> [Exercise]: Locate the line that contains "What text is on this page?", then copy it and all later lines of the data below exactly, through the last one.

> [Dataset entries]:
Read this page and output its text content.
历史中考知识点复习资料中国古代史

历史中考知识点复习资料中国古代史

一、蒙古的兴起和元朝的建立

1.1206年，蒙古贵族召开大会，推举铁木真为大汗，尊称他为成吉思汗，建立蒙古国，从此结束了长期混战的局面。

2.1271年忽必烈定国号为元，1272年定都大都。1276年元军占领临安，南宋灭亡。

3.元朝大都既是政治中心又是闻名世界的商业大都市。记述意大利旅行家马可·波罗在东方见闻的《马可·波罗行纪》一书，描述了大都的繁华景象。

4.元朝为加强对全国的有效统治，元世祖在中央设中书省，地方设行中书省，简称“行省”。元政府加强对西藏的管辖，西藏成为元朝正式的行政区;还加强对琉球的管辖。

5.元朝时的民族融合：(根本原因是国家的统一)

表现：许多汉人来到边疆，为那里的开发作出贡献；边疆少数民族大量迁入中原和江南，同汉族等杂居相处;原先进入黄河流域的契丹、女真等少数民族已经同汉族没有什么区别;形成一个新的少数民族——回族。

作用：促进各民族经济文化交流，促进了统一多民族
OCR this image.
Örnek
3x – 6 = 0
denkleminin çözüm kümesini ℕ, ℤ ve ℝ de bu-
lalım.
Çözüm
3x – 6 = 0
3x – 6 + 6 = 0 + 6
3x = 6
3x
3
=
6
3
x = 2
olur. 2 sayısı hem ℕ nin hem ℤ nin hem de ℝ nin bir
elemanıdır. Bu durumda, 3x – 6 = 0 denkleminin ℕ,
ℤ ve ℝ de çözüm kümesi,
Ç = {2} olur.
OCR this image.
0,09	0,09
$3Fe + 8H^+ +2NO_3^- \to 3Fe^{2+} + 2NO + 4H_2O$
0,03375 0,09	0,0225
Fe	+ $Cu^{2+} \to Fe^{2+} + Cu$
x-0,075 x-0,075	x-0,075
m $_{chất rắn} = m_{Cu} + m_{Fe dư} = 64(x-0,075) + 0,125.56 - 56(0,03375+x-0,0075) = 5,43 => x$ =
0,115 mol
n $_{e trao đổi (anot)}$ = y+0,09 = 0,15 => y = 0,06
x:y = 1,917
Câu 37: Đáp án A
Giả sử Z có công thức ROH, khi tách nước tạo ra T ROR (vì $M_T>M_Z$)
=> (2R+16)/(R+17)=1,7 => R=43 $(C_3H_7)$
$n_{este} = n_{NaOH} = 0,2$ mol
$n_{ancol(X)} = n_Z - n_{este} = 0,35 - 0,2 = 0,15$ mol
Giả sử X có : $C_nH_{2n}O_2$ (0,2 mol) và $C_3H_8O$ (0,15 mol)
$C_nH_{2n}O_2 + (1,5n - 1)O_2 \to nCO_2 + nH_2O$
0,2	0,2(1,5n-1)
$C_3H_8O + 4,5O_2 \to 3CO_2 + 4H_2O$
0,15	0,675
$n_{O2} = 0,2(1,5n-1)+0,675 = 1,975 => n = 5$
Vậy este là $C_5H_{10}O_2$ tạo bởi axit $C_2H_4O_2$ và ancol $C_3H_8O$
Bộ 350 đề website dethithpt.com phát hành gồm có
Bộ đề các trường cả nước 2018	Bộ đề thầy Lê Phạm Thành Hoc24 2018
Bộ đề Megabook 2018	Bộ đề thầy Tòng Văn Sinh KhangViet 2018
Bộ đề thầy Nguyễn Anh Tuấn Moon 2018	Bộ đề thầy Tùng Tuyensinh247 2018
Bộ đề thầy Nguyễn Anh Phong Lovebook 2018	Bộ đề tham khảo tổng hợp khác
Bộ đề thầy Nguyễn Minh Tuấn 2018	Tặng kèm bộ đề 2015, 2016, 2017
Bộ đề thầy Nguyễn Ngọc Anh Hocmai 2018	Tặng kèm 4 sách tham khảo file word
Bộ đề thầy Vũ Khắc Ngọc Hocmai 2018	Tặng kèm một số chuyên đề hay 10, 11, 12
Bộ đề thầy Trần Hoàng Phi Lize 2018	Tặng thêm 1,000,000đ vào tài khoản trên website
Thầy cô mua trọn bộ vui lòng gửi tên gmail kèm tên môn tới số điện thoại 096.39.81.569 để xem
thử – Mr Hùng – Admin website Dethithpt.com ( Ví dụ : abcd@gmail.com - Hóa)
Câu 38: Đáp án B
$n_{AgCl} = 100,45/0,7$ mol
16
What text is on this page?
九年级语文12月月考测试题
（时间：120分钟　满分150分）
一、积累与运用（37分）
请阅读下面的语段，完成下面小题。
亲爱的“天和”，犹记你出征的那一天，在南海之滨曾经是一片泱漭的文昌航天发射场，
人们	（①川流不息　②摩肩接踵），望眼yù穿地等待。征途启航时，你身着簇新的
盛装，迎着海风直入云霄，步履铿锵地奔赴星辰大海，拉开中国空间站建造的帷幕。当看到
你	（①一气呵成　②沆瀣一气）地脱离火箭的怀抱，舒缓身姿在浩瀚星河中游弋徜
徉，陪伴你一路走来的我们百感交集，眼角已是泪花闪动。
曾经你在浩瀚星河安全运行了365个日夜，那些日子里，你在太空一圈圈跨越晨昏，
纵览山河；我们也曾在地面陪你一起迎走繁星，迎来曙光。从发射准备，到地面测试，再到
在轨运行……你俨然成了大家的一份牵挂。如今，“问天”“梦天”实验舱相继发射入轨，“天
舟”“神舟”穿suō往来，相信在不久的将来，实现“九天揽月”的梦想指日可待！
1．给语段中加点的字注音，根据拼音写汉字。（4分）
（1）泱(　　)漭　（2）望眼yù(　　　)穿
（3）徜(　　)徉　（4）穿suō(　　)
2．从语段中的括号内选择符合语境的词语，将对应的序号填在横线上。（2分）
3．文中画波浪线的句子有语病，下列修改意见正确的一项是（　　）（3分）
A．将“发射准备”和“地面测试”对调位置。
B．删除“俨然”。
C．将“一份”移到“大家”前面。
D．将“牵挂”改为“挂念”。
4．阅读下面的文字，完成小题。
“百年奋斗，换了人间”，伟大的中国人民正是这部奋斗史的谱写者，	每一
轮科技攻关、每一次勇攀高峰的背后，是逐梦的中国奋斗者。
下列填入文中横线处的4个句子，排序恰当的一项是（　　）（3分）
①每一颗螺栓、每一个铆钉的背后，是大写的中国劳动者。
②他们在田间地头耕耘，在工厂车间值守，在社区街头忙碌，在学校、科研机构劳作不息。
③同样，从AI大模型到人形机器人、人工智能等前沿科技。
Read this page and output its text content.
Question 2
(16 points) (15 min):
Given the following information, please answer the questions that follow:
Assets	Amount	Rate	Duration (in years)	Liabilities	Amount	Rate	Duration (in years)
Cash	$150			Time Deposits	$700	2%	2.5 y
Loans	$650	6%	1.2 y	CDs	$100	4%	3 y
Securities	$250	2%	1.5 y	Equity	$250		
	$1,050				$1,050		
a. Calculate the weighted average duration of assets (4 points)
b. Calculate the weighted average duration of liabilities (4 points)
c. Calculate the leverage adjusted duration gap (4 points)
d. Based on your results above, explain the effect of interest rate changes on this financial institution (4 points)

> [Solution for this problem]:
What text is on this page?
九年级语文12月月考测试题
（时间：120分钟　满分150分）
一、积累与运用（37分）
请阅读下面的语段，完成下面小题。
亲爱的“天和”，犹记你出征的那一天，在南海之滨曾经是一片泱漭的文昌航天发射场，
人们	（①川流不息　②摩肩接踵），望眼yù穿地等待。征途启航时，你身着簇新的
盛装，迎着海风直入云霄，步履铿锵地奔赴星辰大海，拉开中国空间站建造的帷幕。当看到
你	（①一气呵成　②沆瀣一气）地脱离火箭的怀抱，舒缓身姿在浩瀚星河中游弋徜
徉，陪伴你一路走来的我们百感交集，眼角已是泪花闪动。
曾经你在浩瀚星河安全运行了365个日夜，那些日子里，你在太空一圈圈跨越晨昏，
纵览山河；我们也曾在地面陪你一起迎走繁星，迎来曙光。从发射准备，到地面测试，再到
在轨运行……你俨然成了大家的一份牵挂。如今，“问天”“梦天”实验舱相继发射入轨，“天
舟”“神舟”穿suō往来，相信在不久的将来，实现“九天揽月”的梦想指日可待！
1．给语段中加点的字注音，根据拼音写汉字。（4分）
（1）泱(　　)漭　（2）望眼yù(　　　)穿
（3）徜(　　)徉　（4）穿suō(　　)
2．从语段中的括号内选择符合语境的词语，将对应的序号填在横线上。（2分）
3．文中画波浪线的句子有语病，下列修改意见正确的一项是（　　）（3分）
A．将“发射准备”和“地面测试”对调位置。
B．删除“俨然”。
C．将“一份”移到“大家”前面。
D．将“牵挂”改为“挂念”。
4．阅读下面的文字，完成小题。
“百年奋斗，换了人间”，伟大的中国人民正是这部奋斗史的谱写者，	每一
轮科技攻关、每一次勇攀高峰的背后，是逐梦的中国奋斗者。
下列填入文中横线处的4个句子，排序恰当的一项是（　　）（3分）
①每一颗螺栓、每一个铆钉的背后，是大写的中国劳动者。
②他们在田间地头耕耘，在工厂车间值守，在社区街头忙碌，在学校、科研机构劳作不息。
③同样，从AI大模型到人形机器人、人工智能等前沿科技。
Read this page and output its text content.
Question 2
(16 points) (15 min):
Given the following information, please answer the questions that follow:
Assets	Amount	Rate	Duration (in years)	Liabilities	Amount	Rate	Duration (in years)
Cash	$150			Time Deposits	$700	2%	2.5 y
Loans	$650	6%	1.2 y	CDs	$100	4%	3 y
Securities	$250	2%	1.5 y	Equity	$250		
	$1,050				$1,050		
a. Calculate the weighted average duration of assets (4 points)
b. Calculate the weighted average duration of liabilities (4 points)
c. Calculate the leverage adjusted duration gap (4 points)
d. Based on your results above, explain the effect of interest rate changes on this financial institution (4 points)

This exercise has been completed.